- **Source document**:
Hypothermia versus normothermia after out-of-hospital cardiac arrest
Dankiewicz J, Cronberg T, Lilja G, et al. N Engl J Med. 2021;384(24):2283-2294.
Targeted temperature management (TTM) or therapeutic hypothermia continues to be included in society guidelines for the treatment of comatose patients after resuscitation for out-of-hospital cardiac arrest (OHCA), despite very poor evidence. The initial 2 trials of this modality, from 2002, had very high risk of bias and did not attempt to maintain body temperature in the normal range but allowed fever in the control group. However, good evidence indicates that fever is bad for the recovering brain. These studies are countered by only 1 large trial on the topic that found no benefit of TTM. However, in that trial, the unplanned subgroup of people with initial nonshockable rhythm showed a small but statically very unsteady hint toward improved outcomes for hypothermia. A more recent small trial of patients with initial nonshockable rhythm has also shown benefits of hypothermia compared with a controlled temperature of 36-37 °C, but the findings were marginal, and if a single case had been reclassified from a good outcome to a bad outcome, the results would have been insignificant.
This was a massive and highly anticipated international, investigator-initiated study that aimed to reduce ambiguity.
Patients were randomized 1:1 to targeted hypothermia (33 °C) or normothermia (<37.5 °C) for 40 hours. The eligibility criteria included OHCA with a presumed cardiac etiology (no traumatic brain injury) irrespective of the initial rhythm (shockable or not). The patients were required to be comatose and to have sustained return of spontaneous circulation (ROSC) for at least 20 minutes before the initiation of temperature-control measures. The patients were excluded if they were not randomized within 3 hours.
The key outcomes were death at 6 months and survival with poor neurologic outcomes at 6 months (Modified Rankin Scale score 4-6). Adverse events were also collected. Outcomes were judged by a blinded assessor, but otherwise the trial was unblinded. Several subgroup analyses were planned including participants with initial nonshockable rhythms.
A total of 1,861 patients were enrolled (twice the number in the previous large study and 5 times the number in initial trials). The mean age was 64; 80% were men; 91% had cardiac arrest, >80% had bystander CPR performed, and 72% had an initial shockable rhythm. Many of these measures are good prognostic indicators.

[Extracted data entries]
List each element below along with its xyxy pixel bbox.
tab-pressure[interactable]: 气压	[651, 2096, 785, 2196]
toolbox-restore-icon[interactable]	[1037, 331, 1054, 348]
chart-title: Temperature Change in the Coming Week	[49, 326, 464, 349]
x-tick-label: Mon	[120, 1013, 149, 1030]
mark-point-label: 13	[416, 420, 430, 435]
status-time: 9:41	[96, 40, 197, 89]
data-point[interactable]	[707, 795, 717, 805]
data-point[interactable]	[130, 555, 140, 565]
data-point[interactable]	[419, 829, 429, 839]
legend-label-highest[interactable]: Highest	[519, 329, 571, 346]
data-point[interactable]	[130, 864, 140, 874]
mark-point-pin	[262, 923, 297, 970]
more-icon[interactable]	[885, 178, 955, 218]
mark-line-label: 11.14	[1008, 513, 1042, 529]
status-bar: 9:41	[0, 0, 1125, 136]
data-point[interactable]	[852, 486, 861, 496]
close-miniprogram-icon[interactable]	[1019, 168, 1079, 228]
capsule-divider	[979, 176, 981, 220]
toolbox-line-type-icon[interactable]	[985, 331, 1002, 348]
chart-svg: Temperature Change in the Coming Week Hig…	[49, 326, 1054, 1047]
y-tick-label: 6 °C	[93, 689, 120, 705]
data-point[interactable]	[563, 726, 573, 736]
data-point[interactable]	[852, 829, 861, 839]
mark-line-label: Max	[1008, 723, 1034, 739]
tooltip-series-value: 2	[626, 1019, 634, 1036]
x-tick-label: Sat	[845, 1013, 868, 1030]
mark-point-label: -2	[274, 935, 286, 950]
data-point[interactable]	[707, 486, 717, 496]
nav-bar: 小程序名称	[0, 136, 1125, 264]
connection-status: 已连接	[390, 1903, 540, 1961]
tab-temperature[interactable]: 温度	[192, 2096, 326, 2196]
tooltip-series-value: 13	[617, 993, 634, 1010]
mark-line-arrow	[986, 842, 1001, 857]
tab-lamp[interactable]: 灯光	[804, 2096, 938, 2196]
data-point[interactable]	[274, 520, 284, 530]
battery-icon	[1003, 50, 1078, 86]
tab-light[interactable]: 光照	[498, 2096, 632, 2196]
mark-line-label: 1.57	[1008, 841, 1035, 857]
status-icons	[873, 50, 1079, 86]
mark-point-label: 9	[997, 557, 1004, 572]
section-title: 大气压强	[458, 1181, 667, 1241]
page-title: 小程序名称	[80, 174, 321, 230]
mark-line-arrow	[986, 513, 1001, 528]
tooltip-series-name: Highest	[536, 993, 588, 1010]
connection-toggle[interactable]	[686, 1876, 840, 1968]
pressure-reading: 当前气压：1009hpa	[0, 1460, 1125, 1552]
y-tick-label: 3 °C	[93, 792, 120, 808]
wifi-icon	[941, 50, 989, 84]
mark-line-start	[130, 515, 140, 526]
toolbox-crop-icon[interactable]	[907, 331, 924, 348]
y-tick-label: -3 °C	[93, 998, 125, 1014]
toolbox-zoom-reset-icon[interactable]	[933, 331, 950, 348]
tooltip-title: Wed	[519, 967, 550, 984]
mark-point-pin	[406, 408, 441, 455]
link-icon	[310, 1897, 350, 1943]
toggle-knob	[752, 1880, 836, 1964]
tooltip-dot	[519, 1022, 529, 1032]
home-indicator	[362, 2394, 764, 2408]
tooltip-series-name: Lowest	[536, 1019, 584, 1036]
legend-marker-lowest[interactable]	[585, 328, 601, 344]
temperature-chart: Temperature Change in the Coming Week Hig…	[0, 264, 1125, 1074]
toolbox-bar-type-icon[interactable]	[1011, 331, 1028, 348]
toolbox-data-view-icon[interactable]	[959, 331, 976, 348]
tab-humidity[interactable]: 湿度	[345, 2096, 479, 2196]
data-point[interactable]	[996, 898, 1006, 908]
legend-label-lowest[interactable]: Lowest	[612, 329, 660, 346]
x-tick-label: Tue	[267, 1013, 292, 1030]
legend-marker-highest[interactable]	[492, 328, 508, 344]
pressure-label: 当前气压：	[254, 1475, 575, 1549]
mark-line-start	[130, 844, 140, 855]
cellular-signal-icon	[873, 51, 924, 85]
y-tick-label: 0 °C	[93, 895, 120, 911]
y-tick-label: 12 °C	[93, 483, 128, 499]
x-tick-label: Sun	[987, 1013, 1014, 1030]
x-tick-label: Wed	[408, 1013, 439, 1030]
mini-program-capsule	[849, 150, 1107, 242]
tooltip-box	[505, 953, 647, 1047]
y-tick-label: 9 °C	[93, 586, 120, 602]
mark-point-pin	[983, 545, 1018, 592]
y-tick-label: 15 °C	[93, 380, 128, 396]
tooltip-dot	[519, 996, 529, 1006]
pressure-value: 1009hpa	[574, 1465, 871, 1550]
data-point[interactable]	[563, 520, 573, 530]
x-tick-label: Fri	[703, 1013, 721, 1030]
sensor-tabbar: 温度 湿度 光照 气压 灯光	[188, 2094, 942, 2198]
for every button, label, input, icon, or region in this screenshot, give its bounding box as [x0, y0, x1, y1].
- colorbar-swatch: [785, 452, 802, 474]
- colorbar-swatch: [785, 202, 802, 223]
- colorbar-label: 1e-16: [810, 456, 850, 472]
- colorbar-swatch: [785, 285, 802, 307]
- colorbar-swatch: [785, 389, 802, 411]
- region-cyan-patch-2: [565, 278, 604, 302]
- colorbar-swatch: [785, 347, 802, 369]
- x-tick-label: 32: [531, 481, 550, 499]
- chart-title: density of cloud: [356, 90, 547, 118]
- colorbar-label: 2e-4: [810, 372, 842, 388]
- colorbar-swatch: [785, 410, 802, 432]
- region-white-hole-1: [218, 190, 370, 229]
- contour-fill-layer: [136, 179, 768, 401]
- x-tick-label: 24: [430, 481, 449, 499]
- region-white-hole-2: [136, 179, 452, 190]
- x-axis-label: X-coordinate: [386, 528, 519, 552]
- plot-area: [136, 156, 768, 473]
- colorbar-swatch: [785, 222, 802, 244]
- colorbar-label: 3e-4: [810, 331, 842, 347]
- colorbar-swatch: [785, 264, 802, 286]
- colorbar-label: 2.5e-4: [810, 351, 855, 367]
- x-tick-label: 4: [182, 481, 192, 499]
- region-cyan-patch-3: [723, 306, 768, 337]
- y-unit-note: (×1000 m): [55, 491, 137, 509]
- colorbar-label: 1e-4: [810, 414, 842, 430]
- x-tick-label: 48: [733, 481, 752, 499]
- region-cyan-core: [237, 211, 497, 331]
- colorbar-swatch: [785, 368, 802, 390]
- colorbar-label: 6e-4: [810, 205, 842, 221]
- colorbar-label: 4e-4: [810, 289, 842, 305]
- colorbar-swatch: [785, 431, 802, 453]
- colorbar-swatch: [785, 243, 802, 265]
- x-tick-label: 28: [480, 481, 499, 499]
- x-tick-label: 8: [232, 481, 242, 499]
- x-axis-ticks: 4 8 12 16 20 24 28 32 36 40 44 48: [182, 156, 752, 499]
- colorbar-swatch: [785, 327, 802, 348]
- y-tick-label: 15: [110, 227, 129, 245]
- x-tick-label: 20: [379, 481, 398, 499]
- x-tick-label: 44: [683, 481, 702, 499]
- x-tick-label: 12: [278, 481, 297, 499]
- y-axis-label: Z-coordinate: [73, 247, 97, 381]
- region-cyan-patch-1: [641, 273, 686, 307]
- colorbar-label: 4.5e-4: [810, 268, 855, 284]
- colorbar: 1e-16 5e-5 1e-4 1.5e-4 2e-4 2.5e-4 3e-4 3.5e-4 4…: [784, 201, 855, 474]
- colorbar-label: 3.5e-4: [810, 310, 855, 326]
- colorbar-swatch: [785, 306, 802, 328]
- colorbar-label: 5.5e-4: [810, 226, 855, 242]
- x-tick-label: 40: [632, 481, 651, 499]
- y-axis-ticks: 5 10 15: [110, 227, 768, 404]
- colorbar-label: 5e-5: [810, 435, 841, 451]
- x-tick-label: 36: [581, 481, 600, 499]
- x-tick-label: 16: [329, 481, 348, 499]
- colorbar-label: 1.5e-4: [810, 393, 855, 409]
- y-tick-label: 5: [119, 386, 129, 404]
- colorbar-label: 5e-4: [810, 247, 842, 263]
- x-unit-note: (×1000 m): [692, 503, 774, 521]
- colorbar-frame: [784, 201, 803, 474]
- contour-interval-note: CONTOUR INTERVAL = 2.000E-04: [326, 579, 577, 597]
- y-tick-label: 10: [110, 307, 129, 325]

- **Task statement**:
Reproduce the passage of the hypothermia trial summary between "Patients were randomized" and "within 3 hours.", inclusive.

- **Task solution**:
Patients were randomized 1:1 to targeted hypothermia (33 °C) or normothermia (<37.5 °C) for 40 hours. The eligibility criteria included OHCA with a presumed cardiac etiology (no traumatic brain injury) irrespective of the initial rhythm (shockable or not). The patients were required to be comatose and to have sustained return of spontaneous circulation (ROSC) for at least 20 minutes before the initiation of temperature-control measures. The patients were excluded if they were not randomized within 3 hours.